What the task requires: Output the data word for word, dropping every image.

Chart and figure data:
▬▬▬▬▬▬

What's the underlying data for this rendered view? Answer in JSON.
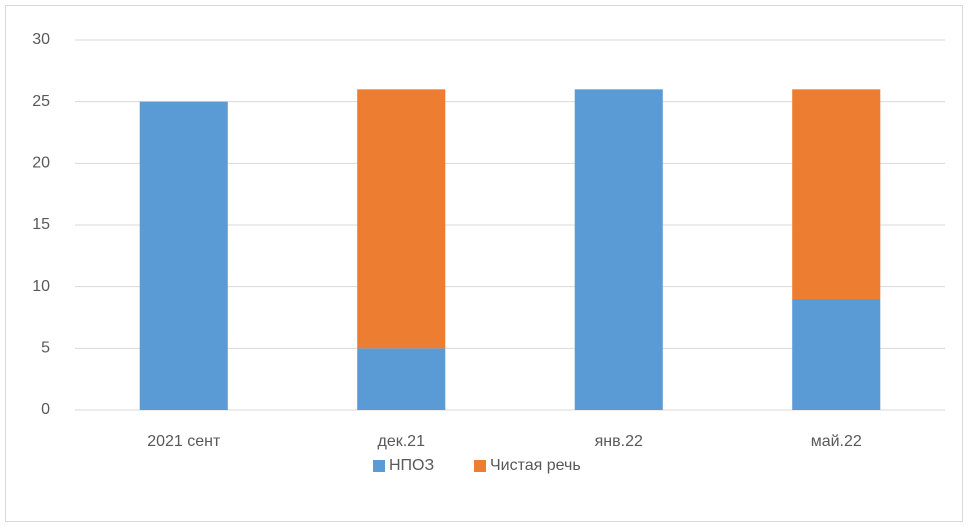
{
  "chart_data": {
    "type": "stacked_bar",
    "categories": [
      "2021 сент",
      "дек.21",
      "янв.22",
      "май.22"
    ],
    "series": [
      {
        "name": "НПОЗ",
        "color": "#5b9bd5",
        "values": [
          25,
          5,
          26,
          9
        ]
      },
      {
        "name": "Чистая речь",
        "color": "#ed7d31",
        "values": [
          0,
          21,
          0,
          17
        ]
      }
    ],
    "ylim": [
      0,
      30
    ],
    "yticks": [
      0,
      5,
      10,
      15,
      20,
      25,
      30
    ],
    "grid": true,
    "legend": "bottom"
  }
}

▬▬▬▬▬▬

Answer for the task:
What's the underlying data for this rendered view? Answer in JSON.
{
  "chart_data": {
    "type": "stacked_bar",
    "categories": [
      "2021 сент",
      "дек.21",
      "янв.22",
      "май.22"
    ],
    "series": [
      {
        "name": "НПОЗ",
        "color": "#5b9bd5",
        "values": [
          25,
          5,
          26,
          9
        ]
      },
      {
        "name": "Чистая речь",
        "color": "#ed7d31",
        "values": [
          0,
          21,
          0,
          17
        ]
      }
    ],
    "ylim": [
      0,
      30
    ],
    "yticks": [
      0,
      5,
      10,
      15,
      20,
      25,
      30
    ],
    "grid": true,
    "legend": "bottom"
  }
}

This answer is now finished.